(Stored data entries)
= = = =

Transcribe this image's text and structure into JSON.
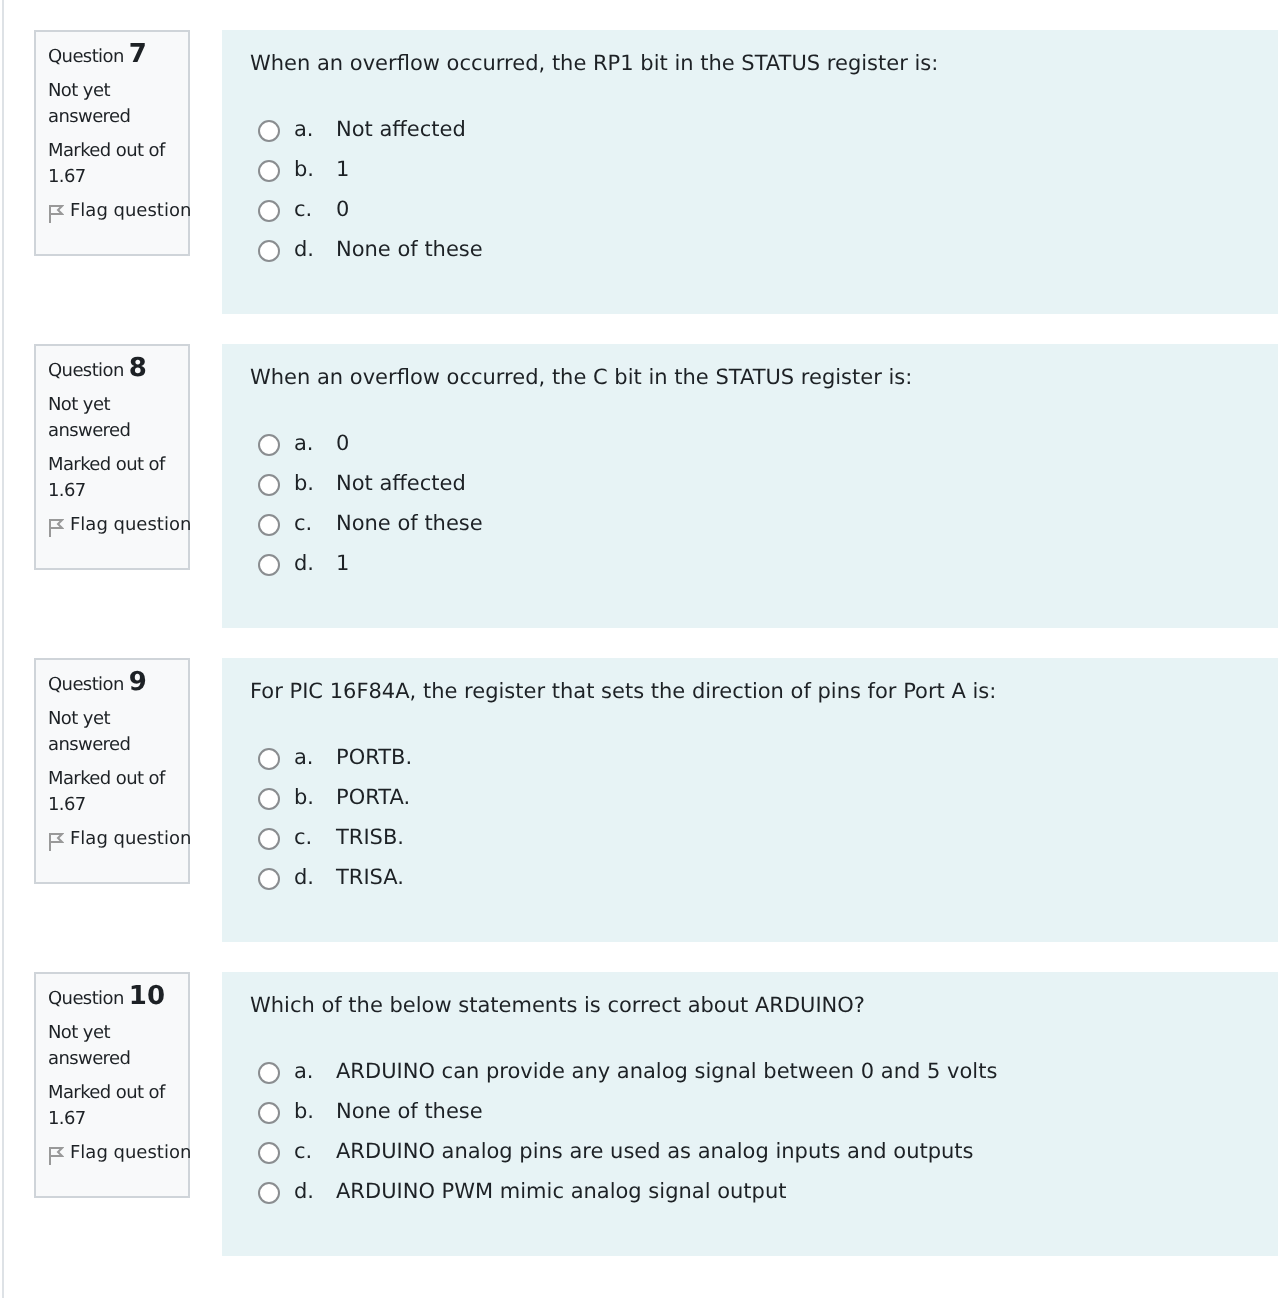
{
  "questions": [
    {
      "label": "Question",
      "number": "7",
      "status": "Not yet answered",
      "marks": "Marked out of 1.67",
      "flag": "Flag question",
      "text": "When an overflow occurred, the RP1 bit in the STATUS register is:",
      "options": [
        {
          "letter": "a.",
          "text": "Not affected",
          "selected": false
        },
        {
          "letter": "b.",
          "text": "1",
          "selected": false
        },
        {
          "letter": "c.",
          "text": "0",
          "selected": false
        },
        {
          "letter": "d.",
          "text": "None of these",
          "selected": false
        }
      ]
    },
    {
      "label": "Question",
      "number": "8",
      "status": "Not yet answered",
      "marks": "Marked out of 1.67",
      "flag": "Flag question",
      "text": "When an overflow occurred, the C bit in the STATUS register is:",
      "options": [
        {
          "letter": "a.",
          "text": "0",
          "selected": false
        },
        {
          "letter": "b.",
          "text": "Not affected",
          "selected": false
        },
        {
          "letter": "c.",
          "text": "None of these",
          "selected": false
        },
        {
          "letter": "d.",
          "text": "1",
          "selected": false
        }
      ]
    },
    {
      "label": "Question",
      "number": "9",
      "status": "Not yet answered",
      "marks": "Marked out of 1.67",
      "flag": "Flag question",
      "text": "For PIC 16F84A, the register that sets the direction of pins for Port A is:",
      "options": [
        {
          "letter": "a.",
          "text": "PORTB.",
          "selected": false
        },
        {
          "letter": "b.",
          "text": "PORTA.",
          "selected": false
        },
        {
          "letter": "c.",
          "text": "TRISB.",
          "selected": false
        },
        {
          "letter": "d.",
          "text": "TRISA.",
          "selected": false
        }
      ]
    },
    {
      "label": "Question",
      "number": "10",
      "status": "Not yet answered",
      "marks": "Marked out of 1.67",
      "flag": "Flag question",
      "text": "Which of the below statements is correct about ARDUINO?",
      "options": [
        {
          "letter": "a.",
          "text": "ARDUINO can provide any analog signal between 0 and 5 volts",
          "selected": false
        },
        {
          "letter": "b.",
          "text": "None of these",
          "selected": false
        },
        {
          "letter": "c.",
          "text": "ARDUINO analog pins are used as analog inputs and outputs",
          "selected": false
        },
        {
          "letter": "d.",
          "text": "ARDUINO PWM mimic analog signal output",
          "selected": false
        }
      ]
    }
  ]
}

= = = =

■ REQUIRED TASK ■
Copy every line of the listing that includes the string "analog".

■ SOLUTION FOR THIS PROBLEM ■
          "text": "ARDUINO can provide any analog signal between 0 and 5 volts",
          "text": "ARDUINO analog pins are used as analog inputs and outputs",
          "text": "ARDUINO PWM mimic analog signal output",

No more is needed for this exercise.